■ **Given exercise**: Retype all of the listing exactly, passing over any picture you find.
***** Records provided *****
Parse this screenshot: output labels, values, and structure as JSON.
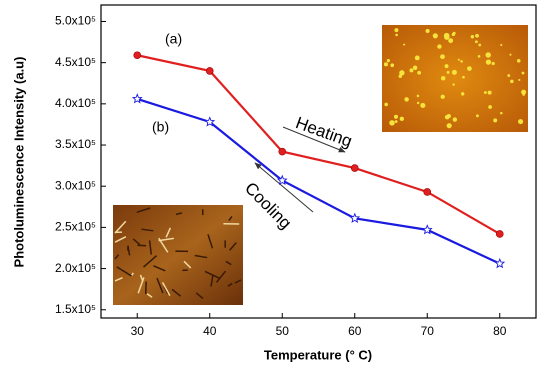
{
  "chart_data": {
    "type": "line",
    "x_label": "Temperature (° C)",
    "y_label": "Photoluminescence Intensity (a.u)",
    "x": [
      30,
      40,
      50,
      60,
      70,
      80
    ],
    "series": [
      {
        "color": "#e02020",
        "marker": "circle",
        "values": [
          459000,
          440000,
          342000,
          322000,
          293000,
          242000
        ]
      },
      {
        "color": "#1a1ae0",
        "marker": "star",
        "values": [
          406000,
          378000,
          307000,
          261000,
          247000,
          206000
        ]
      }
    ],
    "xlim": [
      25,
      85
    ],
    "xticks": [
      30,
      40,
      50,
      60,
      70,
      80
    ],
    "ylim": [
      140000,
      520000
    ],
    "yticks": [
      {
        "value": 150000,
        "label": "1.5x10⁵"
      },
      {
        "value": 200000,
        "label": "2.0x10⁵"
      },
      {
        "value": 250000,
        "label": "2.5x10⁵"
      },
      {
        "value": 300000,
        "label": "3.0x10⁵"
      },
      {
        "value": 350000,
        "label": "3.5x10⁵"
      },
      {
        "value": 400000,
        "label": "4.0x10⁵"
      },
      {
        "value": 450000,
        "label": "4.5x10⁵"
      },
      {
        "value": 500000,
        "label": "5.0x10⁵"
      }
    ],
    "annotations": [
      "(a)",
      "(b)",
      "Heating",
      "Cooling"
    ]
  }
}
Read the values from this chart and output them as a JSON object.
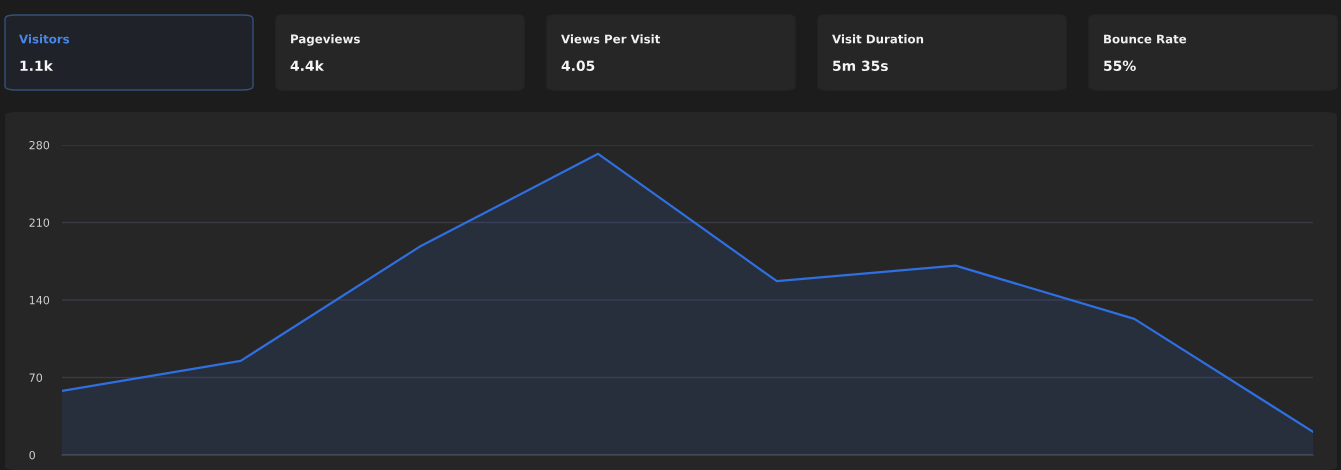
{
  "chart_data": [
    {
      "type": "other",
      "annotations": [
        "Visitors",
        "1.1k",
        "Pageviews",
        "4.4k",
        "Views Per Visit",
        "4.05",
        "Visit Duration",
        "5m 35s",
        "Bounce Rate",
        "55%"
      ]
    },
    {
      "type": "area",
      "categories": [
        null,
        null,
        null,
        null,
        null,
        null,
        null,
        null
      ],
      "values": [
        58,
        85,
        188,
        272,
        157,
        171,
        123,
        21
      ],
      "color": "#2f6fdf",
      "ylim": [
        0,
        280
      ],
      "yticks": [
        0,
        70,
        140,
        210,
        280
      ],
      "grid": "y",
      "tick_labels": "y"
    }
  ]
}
*****
■ **Exercise answer**:
Parse this screenshot: output labels, values, and structure as JSON.
{
  "chart_data": {
    "type": "line",
    "x_label": "Temperature (° C)",
    "y_label": "Photoluminescence Intensity (a.u)",
    "x": [
      30,
      40,
      50,
      60,
      70,
      80
    ],
    "series": [
      {
        "color": "#e02020",
        "marker": "circle",
        "values": [
          459000,
          440000,
          342000,
          322000,
          293000,
          242000
        ]
      },
      {
        "color": "#1a1ae0",
        "marker": "star",
        "values": [
          406000,
          378000,
          307000,
          261000,
          247000,
          206000
        ]
      }
    ],
    "xlim": [
      25,
      85
    ],
    "xticks": [
      30,
      40,
      50,
      60,
      70,
      80
    ],
    "ylim": [
      140000,
      520000
    ],
    "yticks": [
      {
        "value": 150000,
        "label": "1.5x10⁵"
      },
      {
        "value": 200000,
        "label": "2.0x10⁵"
      },
      {
        "value": 250000,
        "label": "2.5x10⁵"
      },
      {
        "value": 300000,
        "label": "3.0x10⁵"
      },
      {
        "value": 350000,
        "label": "3.5x10⁵"
      },
      {
        "value": 400000,
        "label": "4.0x10⁵"
      },
      {
        "value": 450000,
        "label": "4.5x10⁵"
      },
      {
        "value": 500000,
        "label": "5.0x10⁵"
      }
    ],
    "annotations": [
      "(a)",
      "(b)",
      "Heating",
      "Cooling"
    ]
  }
}
Read the values from this chart and output them as a JSON object.
{
  "chart_data": [
    {
      "type": "other",
      "annotations": [
        "Visitors",
        "1.1k",
        "Pageviews",
        "4.4k",
        "Views Per Visit",
        "4.05",
        "Visit Duration",
        "5m 35s",
        "Bounce Rate",
        "55%"
      ]
    },
    {
      "type": "area",
      "categories": [
        null,
        null,
        null,
        null,
        null,
        null,
        null,
        null
      ],
      "values": [
        58,
        85,
        188,
        272,
        157,
        171,
        123,
        21
      ],
      "color": "#2f6fdf",
      "ylim": [
        0,
        280
      ],
      "yticks": [
        0,
        70,
        140,
        210,
        280
      ],
      "grid": "y",
      "tick_labels": "y"
    }
  ]
}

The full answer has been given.